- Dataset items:
• • • • •
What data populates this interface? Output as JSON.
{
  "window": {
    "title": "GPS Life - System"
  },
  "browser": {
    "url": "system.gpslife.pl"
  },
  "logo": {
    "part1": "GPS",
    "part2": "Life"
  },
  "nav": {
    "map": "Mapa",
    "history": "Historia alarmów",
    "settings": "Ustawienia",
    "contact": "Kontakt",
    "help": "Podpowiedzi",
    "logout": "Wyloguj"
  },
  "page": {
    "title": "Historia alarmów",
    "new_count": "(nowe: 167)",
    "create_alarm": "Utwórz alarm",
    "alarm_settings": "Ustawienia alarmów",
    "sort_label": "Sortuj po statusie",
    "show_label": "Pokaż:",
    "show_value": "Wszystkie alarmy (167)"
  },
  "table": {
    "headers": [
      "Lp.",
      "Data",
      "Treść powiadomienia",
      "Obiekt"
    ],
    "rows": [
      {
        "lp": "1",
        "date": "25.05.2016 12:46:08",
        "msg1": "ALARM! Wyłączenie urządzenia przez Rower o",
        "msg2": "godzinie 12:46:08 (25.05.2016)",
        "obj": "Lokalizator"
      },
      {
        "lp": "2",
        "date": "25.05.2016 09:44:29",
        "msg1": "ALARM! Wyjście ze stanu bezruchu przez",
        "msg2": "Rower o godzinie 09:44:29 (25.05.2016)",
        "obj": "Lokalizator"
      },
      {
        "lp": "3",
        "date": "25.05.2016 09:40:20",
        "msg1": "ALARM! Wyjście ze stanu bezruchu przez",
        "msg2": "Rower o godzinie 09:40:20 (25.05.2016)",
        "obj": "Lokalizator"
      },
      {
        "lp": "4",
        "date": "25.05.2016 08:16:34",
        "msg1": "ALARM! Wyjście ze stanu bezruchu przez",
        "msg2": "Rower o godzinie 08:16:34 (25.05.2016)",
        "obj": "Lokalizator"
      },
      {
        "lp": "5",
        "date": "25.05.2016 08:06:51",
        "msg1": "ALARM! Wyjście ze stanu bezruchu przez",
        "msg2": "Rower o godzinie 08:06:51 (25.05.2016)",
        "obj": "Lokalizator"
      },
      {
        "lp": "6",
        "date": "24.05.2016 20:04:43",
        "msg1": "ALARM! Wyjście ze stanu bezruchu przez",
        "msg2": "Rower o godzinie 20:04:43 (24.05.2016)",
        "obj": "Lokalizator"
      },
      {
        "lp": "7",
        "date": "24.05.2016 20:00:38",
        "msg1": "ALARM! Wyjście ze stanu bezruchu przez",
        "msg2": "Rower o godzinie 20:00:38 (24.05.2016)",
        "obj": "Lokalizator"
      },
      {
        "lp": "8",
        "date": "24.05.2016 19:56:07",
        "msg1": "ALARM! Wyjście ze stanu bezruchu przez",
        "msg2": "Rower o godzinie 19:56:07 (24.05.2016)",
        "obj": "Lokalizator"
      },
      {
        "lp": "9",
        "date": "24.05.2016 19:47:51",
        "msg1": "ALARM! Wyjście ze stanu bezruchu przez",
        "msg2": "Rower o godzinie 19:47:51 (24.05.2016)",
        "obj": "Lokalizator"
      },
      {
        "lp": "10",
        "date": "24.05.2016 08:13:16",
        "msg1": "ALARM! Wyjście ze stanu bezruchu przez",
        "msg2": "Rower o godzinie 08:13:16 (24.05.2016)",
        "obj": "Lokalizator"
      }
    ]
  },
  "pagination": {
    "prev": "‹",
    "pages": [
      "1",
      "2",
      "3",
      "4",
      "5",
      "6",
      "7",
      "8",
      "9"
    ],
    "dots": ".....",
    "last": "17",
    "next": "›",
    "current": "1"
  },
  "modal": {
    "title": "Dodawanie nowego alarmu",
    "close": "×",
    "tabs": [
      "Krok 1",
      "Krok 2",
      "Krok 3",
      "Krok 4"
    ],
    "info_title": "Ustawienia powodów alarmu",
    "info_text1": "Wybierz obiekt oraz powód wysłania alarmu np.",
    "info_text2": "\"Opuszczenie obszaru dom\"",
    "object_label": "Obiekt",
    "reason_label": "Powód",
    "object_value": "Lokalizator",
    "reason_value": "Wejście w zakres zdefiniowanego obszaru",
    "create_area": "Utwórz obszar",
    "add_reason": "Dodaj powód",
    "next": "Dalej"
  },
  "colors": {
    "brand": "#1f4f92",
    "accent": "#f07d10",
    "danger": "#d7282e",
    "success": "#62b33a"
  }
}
• • • • •
Look for the word "alarmów" and return every line where it occurs.

- Finished answer:
    "history": "Historia alarmów",
    "title": "Historia alarmów",
    "alarm_settings": "Ustawienia alarmów",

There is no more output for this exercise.